__WORK REQUIRED__
Single out the lines of the material that contain "ergò" and copy them.
** BEGIN DATA SHOWN **
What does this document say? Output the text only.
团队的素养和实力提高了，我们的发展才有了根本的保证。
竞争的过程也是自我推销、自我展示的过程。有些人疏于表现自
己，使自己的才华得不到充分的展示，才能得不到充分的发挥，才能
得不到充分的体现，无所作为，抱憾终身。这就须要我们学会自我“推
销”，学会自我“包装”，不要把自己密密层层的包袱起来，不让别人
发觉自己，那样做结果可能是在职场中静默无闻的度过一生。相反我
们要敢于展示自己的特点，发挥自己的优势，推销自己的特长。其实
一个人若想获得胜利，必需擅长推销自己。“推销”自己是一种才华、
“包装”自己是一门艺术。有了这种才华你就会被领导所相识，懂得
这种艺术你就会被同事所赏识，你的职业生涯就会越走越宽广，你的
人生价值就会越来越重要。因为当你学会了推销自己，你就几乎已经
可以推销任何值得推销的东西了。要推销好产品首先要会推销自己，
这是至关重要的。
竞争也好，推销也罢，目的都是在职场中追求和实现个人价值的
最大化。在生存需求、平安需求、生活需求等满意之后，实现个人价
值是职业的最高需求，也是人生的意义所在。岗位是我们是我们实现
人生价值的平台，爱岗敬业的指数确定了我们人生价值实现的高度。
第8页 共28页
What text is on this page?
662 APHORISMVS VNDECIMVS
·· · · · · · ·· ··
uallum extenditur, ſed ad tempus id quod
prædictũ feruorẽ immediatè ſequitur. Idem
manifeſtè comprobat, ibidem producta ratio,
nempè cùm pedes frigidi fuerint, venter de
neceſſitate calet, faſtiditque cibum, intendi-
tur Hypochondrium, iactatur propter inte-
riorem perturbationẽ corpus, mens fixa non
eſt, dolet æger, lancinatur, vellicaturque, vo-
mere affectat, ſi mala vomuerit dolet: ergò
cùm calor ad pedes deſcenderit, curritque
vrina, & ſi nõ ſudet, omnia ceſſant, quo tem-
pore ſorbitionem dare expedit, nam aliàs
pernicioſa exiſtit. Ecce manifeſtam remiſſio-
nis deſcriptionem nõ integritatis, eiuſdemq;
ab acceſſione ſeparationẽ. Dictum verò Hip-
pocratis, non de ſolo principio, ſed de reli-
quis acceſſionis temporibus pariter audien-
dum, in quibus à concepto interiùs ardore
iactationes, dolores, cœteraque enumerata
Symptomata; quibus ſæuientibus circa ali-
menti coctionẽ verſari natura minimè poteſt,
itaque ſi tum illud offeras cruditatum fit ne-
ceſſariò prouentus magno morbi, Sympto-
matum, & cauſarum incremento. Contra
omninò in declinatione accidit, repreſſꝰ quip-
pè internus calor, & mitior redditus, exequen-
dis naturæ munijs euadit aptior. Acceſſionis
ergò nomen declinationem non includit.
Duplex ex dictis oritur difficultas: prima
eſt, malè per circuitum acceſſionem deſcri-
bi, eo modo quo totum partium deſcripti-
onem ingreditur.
** END DATA SHOWN **
** BEGIN DATA SHOWN **
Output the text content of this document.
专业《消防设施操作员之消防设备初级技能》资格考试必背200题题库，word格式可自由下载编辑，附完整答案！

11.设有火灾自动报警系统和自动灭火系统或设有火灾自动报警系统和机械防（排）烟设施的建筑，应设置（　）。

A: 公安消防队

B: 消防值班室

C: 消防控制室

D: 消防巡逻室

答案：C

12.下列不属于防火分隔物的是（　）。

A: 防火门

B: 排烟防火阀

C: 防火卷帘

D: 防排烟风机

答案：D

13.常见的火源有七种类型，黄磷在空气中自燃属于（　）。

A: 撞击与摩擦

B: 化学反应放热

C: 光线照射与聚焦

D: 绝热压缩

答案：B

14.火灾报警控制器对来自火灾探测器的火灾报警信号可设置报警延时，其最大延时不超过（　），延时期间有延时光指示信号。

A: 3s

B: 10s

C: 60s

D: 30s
** END DATA SHOWN **
** BEGIN DATA SHOWN **
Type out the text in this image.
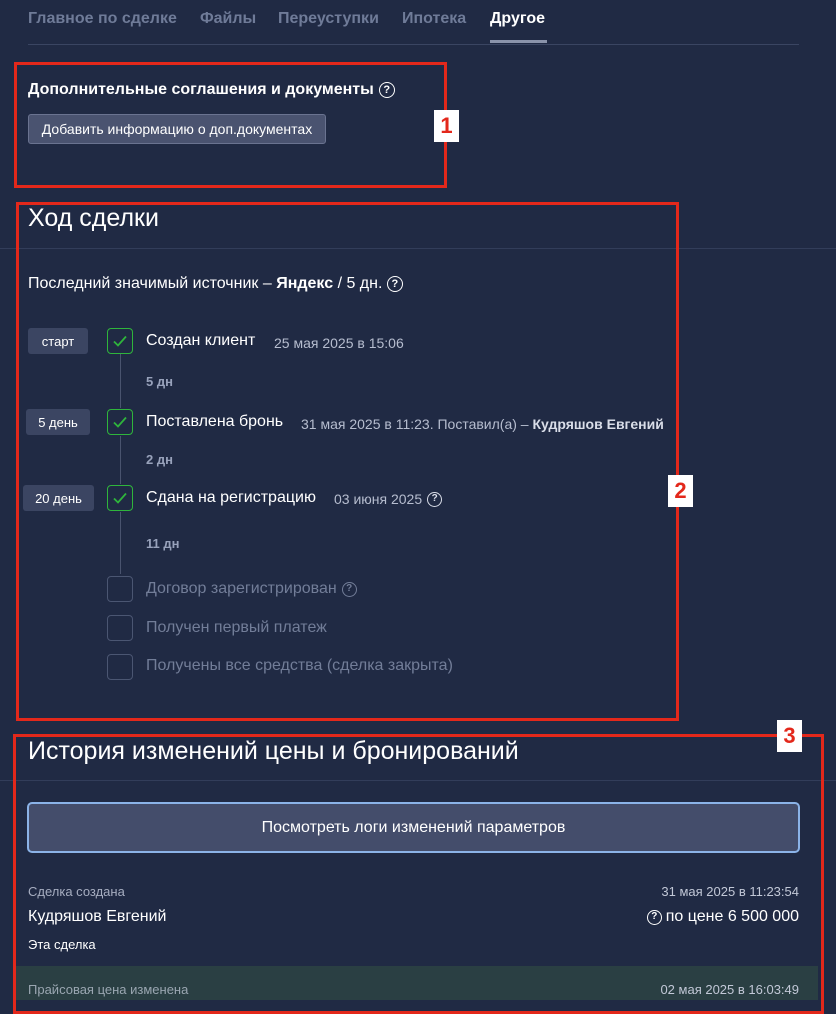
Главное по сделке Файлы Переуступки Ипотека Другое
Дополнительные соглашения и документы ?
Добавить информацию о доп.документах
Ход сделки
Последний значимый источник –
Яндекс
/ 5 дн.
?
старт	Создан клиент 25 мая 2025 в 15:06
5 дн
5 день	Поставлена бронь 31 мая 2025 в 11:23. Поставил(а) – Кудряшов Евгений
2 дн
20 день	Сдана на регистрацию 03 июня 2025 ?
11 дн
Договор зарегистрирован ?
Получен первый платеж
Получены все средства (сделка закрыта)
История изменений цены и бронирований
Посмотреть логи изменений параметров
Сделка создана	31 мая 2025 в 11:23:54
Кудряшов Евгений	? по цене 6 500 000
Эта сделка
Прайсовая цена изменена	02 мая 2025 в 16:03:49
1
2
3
** END DATA SHOWN **
__RIGHT ANSWER__
mere affectat, ſi mala vomuerit dolet: ergò
ergò nomen declinationem non includit.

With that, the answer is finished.